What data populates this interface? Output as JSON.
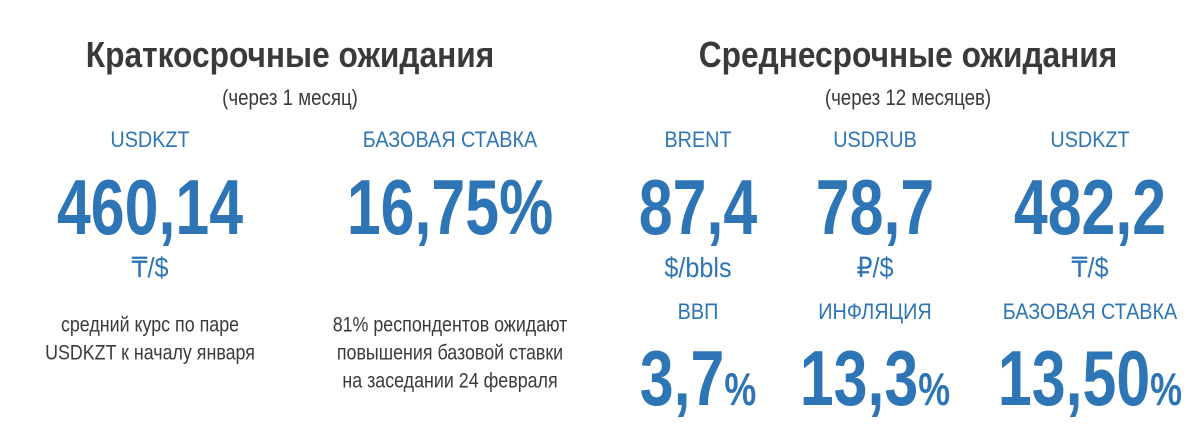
{
  "short_term": {
    "title": "Краткосрочные ожидания",
    "subtitle": "(через 1 месяц)",
    "items": [
      {
        "label": "USDKZT",
        "value": "460,14",
        "unit": "₸/$",
        "note": [
          "средний курс по паре",
          "USDKZT к началу января"
        ]
      },
      {
        "label": "БАЗОВАЯ СТАВКА",
        "value": "16,75%",
        "note": [
          "81% респондентов ожидают",
          "повышения базовой ставки",
          "на заседании 24 февраля"
        ]
      }
    ]
  },
  "medium_term": {
    "title": "Среднесрочные ожидания",
    "subtitle": "(через 12 месяцев)",
    "items": [
      {
        "label": "BRENT",
        "value": "87,4",
        "unit": "$/bbls"
      },
      {
        "label": "USDRUB",
        "value": "78,7",
        "unit": "₽/$"
      },
      {
        "label": "USDKZT",
        "value": "482,2",
        "unit": "₸/$"
      },
      {
        "label": "ВВП",
        "value": "3,7",
        "suffix": "%"
      },
      {
        "label": "ИНФЛЯЦИЯ",
        "value": "13,3",
        "suffix": "%"
      },
      {
        "label": "БАЗОВАЯ СТАВКА",
        "value": "13,50",
        "suffix": "%"
      }
    ]
  }
}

======

Task to complete: Show all lines above holding "subtitle".

Reply:
    "subtitle": "(через 1 месяц)",
    "subtitle": "(через 12 месяцев)",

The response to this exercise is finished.